What lines of the listing below contain the word "anrikas"? Copy each of them out.
Recorded data START
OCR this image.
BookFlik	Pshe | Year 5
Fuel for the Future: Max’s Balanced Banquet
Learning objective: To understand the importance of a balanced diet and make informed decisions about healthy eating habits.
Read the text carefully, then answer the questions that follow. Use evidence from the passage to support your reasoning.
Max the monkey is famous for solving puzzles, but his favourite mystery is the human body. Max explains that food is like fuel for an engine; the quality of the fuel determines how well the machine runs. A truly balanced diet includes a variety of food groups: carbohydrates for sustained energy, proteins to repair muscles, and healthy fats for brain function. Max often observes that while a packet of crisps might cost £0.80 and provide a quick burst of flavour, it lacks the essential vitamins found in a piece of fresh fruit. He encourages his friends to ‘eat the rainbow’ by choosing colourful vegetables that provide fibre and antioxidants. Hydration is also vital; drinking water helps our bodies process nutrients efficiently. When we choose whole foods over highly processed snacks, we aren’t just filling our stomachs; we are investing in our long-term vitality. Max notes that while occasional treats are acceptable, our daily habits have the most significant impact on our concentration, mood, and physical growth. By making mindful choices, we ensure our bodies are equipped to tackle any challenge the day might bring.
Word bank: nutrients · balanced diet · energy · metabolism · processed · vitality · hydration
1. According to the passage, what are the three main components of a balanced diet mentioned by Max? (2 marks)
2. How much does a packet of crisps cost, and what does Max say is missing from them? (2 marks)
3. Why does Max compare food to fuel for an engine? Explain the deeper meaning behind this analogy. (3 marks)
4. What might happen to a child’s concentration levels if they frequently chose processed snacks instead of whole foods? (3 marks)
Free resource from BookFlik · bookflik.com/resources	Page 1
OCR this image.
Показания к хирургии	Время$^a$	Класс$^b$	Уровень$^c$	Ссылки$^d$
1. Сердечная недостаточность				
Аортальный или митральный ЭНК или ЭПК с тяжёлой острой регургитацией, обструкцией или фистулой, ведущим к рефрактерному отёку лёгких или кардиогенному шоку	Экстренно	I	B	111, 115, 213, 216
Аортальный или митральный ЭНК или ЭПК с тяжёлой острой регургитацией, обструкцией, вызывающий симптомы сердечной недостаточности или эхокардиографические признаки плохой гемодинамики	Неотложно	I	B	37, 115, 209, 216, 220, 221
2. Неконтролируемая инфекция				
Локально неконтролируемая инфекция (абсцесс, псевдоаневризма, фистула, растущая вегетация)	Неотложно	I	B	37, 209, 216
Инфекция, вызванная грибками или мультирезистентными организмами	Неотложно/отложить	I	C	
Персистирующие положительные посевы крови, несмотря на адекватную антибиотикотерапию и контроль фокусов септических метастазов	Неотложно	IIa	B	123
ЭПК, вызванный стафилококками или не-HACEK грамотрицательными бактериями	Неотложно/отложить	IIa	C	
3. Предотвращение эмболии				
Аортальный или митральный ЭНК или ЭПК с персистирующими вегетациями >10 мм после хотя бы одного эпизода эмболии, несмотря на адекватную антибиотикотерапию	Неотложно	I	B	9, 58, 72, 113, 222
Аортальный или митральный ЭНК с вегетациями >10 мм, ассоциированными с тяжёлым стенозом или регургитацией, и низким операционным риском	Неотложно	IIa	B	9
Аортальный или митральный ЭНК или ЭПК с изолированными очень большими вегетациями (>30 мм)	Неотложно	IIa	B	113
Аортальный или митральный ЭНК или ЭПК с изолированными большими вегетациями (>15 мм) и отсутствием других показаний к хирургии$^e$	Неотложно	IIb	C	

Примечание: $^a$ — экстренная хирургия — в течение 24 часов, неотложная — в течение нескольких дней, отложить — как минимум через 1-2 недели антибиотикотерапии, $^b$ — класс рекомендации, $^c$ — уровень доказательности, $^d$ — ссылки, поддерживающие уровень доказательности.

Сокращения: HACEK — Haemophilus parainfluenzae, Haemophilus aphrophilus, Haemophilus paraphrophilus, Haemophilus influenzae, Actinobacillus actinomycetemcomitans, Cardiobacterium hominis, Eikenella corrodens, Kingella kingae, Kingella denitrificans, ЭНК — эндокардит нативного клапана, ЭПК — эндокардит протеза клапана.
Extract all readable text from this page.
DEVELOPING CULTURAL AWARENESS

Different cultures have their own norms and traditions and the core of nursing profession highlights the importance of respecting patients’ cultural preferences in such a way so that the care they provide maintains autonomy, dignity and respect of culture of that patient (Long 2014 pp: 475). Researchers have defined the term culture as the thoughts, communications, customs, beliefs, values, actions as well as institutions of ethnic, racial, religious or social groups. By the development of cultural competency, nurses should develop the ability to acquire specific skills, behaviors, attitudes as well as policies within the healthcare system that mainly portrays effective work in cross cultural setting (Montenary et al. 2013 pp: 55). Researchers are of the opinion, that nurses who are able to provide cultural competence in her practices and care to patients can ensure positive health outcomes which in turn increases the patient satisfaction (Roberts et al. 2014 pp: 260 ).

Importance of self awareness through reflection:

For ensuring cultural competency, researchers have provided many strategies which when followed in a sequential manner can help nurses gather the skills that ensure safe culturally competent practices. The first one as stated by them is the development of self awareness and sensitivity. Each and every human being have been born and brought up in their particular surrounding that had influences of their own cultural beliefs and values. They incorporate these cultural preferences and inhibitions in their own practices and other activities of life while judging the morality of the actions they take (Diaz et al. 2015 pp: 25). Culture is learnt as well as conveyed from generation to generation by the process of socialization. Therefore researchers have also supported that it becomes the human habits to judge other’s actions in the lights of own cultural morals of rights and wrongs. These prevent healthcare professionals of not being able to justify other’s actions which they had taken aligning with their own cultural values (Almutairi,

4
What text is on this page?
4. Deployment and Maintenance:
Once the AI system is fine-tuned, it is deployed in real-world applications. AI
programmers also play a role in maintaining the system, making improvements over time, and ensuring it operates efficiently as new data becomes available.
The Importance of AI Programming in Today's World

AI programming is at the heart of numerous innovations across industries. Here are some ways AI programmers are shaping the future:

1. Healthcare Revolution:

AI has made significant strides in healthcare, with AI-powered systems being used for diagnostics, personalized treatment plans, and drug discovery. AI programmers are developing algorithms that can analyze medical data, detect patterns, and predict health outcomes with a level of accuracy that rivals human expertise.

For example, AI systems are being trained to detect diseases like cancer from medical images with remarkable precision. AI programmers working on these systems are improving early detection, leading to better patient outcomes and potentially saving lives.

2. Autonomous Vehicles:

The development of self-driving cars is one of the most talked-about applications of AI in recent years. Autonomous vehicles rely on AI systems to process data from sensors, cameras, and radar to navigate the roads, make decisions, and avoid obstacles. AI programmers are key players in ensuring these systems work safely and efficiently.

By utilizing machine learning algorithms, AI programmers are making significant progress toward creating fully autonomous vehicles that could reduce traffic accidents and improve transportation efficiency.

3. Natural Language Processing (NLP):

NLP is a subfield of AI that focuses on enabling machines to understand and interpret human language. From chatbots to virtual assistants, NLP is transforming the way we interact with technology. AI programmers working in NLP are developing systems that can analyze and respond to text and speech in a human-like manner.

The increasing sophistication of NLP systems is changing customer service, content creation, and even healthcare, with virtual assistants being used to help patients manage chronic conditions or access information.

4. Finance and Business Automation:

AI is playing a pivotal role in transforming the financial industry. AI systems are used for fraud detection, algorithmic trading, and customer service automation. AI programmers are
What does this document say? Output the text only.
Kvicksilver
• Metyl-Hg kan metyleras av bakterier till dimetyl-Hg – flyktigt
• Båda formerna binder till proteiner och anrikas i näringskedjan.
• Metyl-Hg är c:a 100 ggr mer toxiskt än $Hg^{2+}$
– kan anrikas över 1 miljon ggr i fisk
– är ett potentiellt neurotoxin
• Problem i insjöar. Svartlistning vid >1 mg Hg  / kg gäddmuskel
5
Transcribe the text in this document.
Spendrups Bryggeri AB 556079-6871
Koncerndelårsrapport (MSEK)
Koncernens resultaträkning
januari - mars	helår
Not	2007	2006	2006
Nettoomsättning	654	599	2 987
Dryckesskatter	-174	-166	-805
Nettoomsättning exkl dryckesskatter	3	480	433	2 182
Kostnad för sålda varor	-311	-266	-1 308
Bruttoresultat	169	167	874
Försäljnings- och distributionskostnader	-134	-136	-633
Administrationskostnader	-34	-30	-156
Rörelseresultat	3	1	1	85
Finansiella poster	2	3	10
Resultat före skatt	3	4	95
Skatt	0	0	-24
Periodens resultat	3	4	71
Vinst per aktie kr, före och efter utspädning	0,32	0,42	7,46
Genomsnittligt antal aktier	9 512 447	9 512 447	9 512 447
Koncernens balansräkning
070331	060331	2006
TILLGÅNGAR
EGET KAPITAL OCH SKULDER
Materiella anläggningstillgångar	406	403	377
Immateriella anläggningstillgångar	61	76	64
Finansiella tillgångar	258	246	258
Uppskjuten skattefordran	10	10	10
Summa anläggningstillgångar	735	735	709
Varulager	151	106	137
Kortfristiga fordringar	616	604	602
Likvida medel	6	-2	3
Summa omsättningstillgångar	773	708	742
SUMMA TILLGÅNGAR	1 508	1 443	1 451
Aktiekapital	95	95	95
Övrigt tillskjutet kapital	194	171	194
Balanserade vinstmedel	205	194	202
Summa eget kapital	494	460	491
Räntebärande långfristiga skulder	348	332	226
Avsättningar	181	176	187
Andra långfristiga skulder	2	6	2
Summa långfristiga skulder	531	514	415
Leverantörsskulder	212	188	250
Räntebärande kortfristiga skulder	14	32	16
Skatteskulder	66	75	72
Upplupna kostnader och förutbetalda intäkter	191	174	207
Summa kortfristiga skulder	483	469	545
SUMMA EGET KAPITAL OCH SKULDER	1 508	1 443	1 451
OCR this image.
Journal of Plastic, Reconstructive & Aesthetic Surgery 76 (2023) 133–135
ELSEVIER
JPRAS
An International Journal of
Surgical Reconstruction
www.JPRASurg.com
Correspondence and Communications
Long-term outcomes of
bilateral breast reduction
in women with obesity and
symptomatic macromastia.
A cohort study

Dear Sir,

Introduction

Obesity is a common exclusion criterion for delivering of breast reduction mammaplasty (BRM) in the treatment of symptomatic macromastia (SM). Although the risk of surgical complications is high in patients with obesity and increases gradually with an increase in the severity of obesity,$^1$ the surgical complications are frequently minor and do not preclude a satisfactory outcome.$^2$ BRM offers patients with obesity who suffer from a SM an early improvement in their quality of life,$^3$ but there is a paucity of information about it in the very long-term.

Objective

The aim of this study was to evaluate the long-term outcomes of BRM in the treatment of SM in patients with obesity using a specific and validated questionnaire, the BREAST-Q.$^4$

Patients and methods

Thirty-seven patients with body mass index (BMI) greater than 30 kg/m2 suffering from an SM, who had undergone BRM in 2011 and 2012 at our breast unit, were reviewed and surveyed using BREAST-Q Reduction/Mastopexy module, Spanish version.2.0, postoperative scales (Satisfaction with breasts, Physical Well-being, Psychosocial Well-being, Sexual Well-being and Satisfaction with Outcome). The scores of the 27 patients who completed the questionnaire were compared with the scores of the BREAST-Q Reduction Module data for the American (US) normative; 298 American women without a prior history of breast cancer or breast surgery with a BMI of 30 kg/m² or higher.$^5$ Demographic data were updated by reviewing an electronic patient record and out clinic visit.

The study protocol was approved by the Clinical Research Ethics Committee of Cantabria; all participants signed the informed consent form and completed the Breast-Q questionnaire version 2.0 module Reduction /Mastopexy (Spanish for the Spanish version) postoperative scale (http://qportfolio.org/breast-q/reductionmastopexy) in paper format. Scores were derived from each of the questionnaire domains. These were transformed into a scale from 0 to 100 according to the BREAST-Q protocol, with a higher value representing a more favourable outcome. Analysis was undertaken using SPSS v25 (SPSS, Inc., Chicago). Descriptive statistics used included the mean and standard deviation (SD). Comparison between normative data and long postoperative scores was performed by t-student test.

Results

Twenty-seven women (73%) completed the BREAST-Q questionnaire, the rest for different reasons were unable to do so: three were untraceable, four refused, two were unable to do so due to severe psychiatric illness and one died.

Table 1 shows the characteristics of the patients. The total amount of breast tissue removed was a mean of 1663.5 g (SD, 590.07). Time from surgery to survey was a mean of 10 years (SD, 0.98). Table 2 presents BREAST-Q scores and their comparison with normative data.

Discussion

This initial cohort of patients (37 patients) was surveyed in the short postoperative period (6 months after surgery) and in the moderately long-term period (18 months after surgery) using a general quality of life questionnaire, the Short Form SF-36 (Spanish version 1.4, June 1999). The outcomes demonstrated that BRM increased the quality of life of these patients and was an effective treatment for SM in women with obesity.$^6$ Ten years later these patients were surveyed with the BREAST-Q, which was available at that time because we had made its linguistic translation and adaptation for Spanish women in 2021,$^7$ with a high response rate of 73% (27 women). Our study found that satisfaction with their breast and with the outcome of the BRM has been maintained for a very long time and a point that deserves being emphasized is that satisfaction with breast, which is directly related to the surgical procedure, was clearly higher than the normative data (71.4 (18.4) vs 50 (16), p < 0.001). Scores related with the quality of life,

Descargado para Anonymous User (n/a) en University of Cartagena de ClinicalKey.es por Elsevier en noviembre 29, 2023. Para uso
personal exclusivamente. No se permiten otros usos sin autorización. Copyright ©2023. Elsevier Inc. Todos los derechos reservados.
Recorded data END
* [Output]
• Båda formerna binder till proteiner och anrikas i näringskedjan.
– kan anrikas över 1 miljon ggr i fisk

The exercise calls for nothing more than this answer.